### RECORDED INFORMATION
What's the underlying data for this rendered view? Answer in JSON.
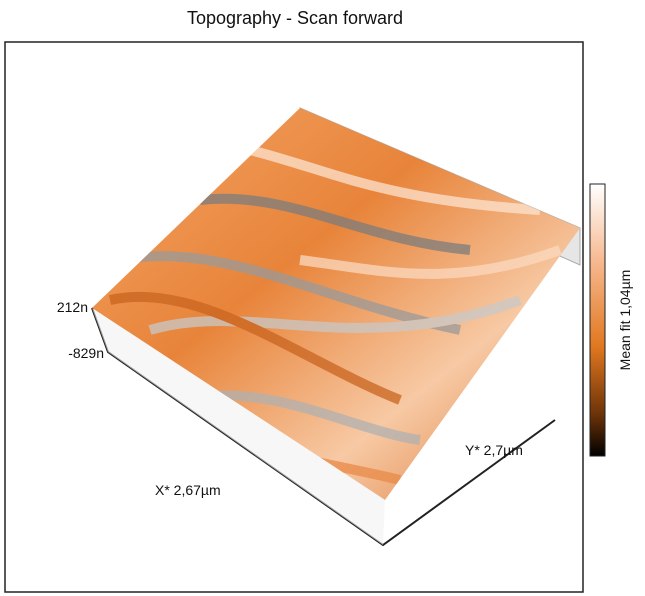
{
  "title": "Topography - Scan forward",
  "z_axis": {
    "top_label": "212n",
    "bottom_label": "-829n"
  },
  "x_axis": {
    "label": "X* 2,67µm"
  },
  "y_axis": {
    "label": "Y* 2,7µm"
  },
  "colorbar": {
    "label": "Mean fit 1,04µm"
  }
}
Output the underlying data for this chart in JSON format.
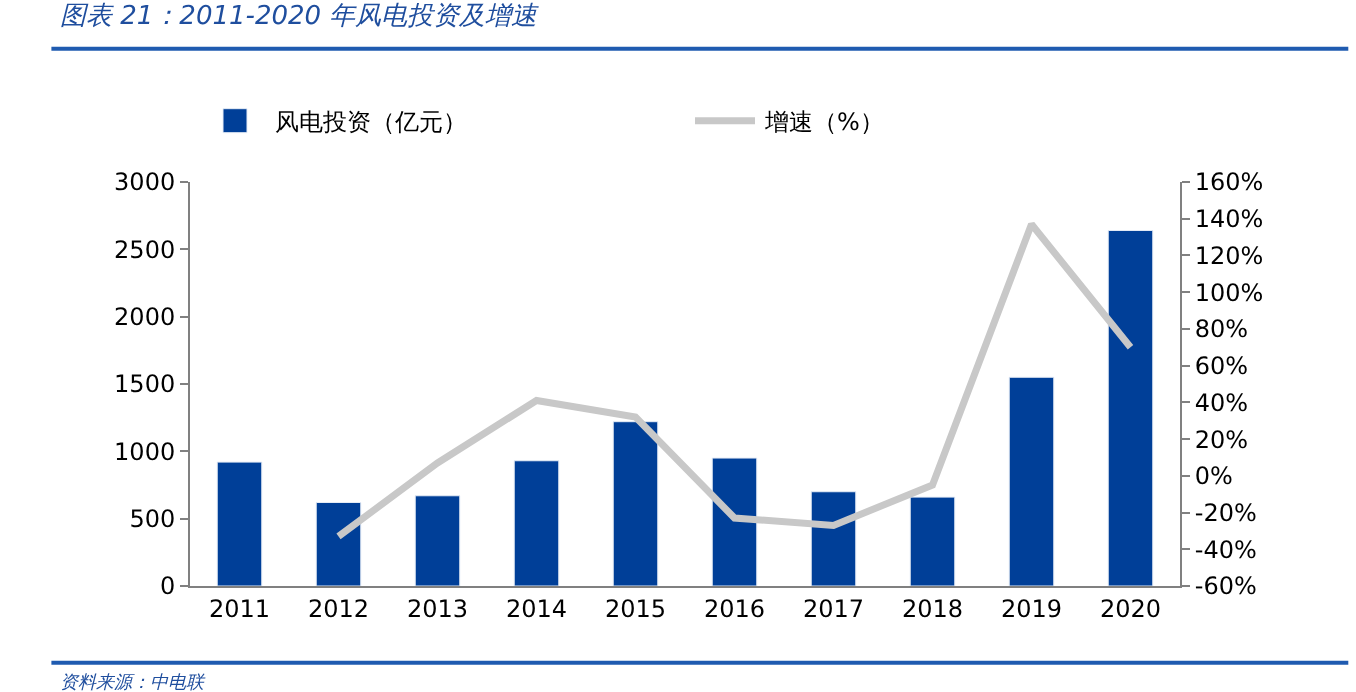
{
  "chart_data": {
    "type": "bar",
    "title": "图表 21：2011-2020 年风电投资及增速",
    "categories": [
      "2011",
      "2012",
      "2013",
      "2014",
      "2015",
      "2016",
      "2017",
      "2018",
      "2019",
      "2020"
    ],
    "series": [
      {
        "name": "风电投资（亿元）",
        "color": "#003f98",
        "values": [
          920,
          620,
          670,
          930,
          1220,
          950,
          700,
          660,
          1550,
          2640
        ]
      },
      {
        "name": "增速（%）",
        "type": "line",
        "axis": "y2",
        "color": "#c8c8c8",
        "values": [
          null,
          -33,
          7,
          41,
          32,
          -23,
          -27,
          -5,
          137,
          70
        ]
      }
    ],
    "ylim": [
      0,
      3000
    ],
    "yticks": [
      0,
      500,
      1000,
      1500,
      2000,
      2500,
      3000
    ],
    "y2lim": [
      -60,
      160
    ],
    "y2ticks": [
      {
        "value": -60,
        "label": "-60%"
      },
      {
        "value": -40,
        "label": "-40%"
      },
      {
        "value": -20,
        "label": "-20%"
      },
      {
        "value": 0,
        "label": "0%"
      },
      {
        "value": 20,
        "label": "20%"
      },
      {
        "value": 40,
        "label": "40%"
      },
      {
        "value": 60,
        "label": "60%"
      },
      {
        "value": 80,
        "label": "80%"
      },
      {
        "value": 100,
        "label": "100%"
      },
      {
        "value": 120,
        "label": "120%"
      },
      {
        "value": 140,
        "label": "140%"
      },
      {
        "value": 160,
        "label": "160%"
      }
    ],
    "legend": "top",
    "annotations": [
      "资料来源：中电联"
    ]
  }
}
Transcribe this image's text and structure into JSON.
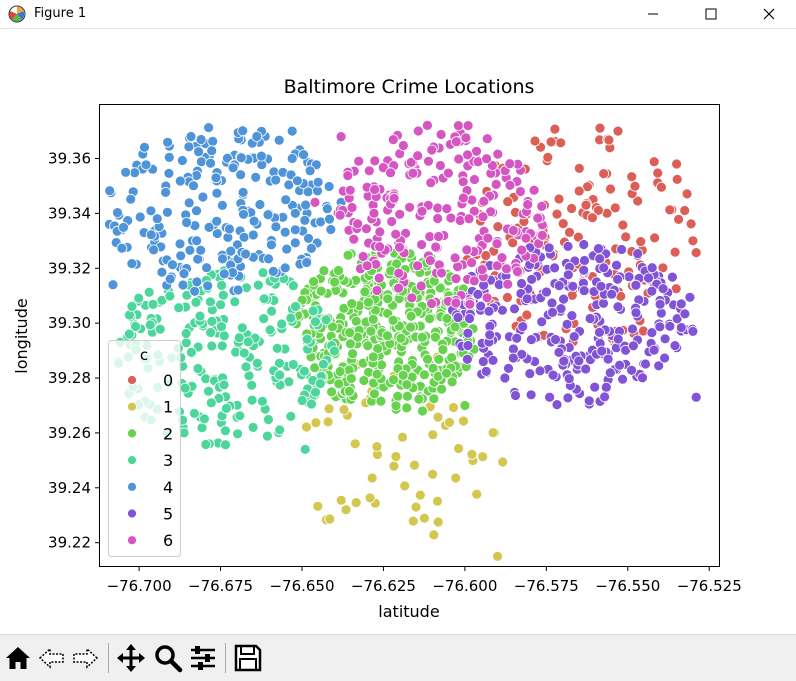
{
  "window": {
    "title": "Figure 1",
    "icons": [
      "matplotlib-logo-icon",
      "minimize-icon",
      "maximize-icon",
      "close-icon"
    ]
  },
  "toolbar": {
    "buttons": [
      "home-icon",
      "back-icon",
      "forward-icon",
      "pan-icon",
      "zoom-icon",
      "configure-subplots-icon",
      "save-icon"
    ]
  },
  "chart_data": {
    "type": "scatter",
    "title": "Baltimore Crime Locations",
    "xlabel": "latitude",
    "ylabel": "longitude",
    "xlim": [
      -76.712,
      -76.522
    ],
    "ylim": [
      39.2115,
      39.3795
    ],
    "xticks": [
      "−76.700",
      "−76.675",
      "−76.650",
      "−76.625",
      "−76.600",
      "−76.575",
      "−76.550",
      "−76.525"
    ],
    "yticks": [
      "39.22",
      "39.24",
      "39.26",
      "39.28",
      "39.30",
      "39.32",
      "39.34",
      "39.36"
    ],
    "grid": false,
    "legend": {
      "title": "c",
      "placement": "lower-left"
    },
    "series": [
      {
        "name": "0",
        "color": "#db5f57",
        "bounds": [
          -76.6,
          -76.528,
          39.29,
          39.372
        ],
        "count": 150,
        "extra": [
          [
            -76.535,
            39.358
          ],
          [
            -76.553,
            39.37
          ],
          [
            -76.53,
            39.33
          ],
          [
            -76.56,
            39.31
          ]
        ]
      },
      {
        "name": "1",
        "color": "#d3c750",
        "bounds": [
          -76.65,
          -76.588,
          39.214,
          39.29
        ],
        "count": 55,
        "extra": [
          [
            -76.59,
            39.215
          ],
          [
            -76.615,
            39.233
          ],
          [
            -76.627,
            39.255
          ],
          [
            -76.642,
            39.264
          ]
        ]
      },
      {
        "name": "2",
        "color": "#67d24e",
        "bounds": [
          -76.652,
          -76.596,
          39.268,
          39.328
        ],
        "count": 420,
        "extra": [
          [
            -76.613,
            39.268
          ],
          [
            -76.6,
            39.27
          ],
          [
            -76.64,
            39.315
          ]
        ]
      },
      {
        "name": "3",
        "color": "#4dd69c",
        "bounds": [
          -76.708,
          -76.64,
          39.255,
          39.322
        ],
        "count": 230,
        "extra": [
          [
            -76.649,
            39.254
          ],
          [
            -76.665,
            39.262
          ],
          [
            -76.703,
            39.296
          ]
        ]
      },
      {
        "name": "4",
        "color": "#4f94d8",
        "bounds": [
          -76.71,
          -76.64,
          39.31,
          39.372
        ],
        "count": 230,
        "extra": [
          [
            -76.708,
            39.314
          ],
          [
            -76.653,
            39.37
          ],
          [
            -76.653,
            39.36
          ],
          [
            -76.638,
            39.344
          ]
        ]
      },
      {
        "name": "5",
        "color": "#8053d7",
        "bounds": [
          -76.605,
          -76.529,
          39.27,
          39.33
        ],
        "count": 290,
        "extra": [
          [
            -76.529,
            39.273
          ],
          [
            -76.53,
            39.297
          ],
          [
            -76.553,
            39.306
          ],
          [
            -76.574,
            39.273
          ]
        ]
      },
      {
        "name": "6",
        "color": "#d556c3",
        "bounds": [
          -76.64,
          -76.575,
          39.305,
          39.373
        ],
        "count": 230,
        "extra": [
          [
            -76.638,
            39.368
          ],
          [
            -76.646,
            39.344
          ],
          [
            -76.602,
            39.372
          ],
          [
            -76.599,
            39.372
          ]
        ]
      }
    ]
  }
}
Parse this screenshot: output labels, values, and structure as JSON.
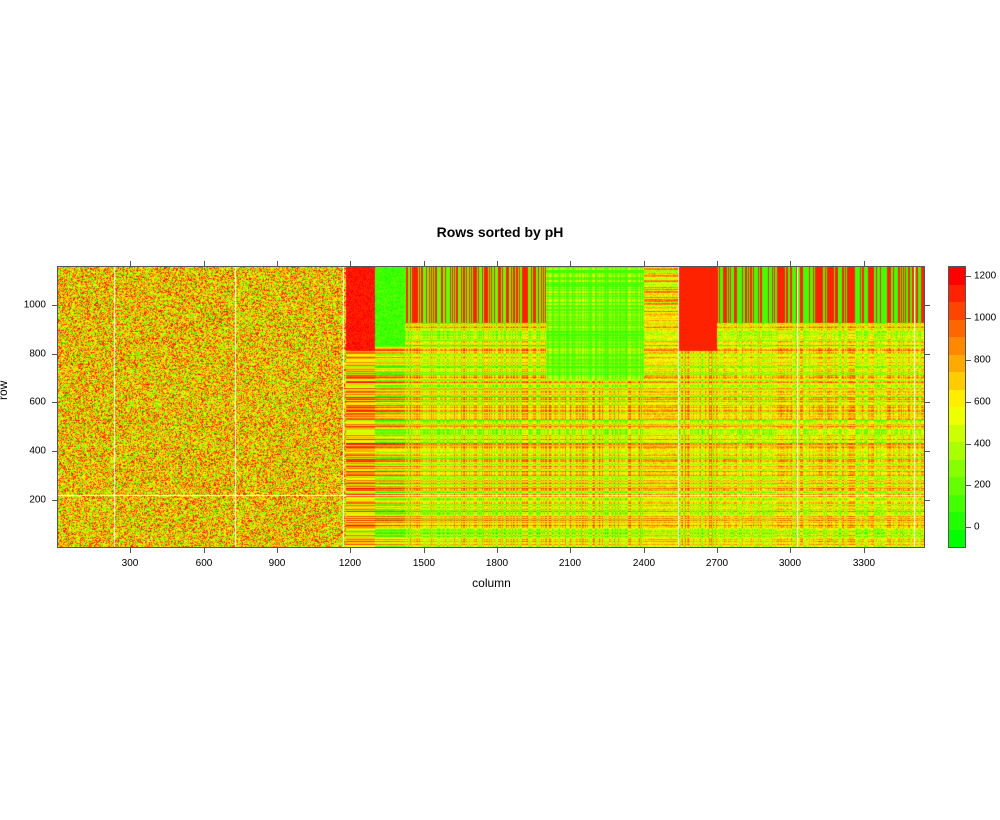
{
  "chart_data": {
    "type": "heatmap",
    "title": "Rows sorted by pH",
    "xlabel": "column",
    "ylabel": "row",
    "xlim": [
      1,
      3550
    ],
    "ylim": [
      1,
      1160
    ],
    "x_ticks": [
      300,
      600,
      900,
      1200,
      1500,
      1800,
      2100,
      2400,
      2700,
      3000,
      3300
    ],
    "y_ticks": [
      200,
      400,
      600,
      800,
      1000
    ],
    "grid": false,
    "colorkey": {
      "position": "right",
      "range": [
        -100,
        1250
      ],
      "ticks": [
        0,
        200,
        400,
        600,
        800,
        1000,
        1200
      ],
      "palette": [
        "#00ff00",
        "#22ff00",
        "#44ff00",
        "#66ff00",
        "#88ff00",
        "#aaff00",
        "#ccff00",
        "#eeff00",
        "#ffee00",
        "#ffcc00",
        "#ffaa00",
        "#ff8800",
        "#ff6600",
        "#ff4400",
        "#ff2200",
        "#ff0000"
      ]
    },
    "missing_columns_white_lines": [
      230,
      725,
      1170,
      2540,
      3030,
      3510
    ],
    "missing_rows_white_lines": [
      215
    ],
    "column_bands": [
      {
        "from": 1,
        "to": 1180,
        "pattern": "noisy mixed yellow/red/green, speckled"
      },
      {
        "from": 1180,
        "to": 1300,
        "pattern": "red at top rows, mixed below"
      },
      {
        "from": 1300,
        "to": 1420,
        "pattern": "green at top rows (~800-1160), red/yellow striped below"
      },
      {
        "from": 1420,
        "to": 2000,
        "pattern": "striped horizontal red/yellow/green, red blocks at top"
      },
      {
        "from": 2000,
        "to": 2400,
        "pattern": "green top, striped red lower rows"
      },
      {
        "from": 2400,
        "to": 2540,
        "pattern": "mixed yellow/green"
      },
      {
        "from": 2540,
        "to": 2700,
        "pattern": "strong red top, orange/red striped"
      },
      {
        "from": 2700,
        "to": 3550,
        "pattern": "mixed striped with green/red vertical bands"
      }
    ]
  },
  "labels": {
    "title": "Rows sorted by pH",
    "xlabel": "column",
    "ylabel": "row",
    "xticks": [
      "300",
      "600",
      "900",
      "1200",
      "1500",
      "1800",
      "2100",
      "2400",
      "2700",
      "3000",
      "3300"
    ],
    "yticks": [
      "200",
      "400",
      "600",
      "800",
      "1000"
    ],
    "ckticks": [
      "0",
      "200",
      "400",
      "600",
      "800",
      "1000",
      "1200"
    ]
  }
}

### REQUIREMENT
Tally the lines above containing "striped". Answer with the count only.

### EXPECTED ANSWER
5